Copy the rows verbatim from the first line through the line containing "upr-report-label-text: UPR App", with both ends included.

> [MATERIAL FOR THE TASK]
***
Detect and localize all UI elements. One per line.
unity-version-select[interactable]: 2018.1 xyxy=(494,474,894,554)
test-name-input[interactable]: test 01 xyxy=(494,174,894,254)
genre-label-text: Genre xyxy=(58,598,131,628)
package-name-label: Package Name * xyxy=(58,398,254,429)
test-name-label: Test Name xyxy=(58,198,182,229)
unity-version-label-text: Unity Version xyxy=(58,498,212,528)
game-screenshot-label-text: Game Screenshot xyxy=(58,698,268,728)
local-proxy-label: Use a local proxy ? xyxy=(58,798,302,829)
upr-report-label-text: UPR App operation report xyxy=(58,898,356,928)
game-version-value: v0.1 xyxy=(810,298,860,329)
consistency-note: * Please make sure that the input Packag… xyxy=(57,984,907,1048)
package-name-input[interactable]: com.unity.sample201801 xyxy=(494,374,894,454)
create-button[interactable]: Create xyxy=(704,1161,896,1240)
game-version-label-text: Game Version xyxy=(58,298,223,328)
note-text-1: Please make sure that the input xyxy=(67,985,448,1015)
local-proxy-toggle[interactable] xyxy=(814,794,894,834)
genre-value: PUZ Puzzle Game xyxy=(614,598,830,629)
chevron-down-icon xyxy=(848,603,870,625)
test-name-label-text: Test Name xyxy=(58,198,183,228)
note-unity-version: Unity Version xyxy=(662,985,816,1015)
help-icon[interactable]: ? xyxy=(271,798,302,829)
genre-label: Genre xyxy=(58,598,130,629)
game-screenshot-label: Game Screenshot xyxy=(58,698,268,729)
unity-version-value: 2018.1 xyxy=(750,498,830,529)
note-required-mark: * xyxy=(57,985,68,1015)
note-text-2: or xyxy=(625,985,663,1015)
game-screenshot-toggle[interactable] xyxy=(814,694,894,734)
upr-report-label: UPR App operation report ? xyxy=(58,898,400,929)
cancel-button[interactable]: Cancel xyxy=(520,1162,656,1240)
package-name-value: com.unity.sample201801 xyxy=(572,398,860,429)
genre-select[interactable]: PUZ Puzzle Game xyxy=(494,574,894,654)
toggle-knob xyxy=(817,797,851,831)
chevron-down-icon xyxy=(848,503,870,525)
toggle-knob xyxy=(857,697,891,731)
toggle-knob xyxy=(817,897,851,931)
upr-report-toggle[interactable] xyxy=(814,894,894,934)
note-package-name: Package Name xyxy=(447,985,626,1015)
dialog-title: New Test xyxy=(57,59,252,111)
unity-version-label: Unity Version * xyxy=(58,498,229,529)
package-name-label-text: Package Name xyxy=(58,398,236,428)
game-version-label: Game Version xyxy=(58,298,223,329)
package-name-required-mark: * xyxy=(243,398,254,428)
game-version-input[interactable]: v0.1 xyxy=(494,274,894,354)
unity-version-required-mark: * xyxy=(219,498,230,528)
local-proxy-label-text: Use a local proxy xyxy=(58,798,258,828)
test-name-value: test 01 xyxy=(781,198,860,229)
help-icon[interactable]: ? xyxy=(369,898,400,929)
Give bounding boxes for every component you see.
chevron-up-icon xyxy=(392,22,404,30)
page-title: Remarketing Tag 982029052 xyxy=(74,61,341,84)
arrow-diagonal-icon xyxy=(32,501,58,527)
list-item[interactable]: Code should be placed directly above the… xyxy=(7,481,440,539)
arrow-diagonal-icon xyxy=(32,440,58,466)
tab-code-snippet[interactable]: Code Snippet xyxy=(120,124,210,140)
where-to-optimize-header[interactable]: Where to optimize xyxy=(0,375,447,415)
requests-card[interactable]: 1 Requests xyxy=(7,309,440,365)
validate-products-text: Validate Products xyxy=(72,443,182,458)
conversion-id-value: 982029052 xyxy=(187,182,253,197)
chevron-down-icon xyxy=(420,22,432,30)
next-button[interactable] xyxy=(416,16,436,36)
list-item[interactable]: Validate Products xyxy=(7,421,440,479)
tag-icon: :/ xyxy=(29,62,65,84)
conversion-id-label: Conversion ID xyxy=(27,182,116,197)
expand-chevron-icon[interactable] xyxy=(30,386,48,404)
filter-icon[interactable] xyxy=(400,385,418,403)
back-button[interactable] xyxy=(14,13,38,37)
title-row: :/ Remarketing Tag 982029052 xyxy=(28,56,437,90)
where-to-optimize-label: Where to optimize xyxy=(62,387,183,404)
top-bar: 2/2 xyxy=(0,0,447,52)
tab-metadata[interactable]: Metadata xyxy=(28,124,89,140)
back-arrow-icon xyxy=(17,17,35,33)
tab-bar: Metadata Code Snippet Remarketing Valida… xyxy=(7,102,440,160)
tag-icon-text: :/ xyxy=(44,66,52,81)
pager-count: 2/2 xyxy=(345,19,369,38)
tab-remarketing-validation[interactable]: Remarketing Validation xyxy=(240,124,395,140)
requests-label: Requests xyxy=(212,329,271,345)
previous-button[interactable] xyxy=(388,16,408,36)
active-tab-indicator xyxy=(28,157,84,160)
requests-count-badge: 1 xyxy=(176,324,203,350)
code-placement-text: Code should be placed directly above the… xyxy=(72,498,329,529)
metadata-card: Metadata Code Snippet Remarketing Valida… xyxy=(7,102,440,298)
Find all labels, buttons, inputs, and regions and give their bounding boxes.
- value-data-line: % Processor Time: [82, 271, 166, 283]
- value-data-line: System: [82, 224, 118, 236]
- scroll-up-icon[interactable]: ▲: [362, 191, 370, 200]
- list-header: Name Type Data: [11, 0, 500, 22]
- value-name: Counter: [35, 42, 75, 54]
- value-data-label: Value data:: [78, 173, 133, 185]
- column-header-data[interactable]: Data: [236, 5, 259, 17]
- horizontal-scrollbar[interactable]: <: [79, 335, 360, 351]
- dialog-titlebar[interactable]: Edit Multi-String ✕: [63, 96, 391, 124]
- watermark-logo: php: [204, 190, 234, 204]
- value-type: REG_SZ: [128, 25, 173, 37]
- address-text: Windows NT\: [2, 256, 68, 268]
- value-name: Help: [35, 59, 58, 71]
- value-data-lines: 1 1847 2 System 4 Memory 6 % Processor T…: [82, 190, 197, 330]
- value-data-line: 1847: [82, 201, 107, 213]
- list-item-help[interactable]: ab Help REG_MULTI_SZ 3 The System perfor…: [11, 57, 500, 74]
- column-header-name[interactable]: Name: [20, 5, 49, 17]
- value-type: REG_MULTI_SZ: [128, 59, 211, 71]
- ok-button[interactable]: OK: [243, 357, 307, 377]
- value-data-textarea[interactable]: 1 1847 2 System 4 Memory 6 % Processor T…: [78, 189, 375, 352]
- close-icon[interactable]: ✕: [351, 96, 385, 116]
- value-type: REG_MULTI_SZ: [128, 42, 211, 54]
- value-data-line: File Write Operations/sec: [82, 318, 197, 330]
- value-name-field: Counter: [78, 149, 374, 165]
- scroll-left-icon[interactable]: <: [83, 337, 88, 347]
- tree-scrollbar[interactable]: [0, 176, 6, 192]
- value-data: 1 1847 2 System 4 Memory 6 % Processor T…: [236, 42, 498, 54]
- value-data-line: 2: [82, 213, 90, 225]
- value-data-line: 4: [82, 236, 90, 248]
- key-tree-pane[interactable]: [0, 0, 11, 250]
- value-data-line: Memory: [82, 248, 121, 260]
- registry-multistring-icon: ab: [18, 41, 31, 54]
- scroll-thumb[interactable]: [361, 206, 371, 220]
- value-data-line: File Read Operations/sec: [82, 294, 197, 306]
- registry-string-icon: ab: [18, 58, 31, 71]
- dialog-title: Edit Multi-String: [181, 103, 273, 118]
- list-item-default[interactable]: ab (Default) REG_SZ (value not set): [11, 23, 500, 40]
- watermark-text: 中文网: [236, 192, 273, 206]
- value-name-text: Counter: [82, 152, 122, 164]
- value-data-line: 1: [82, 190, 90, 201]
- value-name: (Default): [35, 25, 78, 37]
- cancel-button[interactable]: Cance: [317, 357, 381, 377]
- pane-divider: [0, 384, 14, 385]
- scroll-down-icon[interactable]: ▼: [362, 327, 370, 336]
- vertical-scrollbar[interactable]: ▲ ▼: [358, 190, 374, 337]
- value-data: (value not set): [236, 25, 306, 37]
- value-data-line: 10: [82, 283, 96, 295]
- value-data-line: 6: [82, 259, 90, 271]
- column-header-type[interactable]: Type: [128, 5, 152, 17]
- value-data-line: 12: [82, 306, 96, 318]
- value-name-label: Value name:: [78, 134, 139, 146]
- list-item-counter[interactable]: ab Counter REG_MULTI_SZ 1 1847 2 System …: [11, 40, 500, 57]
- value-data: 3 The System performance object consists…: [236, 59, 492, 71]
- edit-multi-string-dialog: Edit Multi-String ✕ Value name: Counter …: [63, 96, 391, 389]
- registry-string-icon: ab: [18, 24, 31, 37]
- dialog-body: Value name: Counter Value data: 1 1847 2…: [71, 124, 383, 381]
***
> [ANSWER FOR THIS EXERCISE]
Detect and localize all UI elements. One per line.
unity-version-select[interactable]: 2018.1 xyxy=(494,474,894,554)
test-name-input[interactable]: test 01 xyxy=(494,174,894,254)
genre-label-text: Genre xyxy=(58,598,131,628)
package-name-label: Package Name * xyxy=(58,398,254,429)
test-name-label: Test Name xyxy=(58,198,182,229)
unity-version-label-text: Unity Version xyxy=(58,498,212,528)
game-screenshot-label-text: Game Screenshot xyxy=(58,698,268,728)
local-proxy-label: Use a local proxy ? xyxy=(58,798,302,829)
upr-report-label-text: UPR App operation report xyxy=(58,898,356,928)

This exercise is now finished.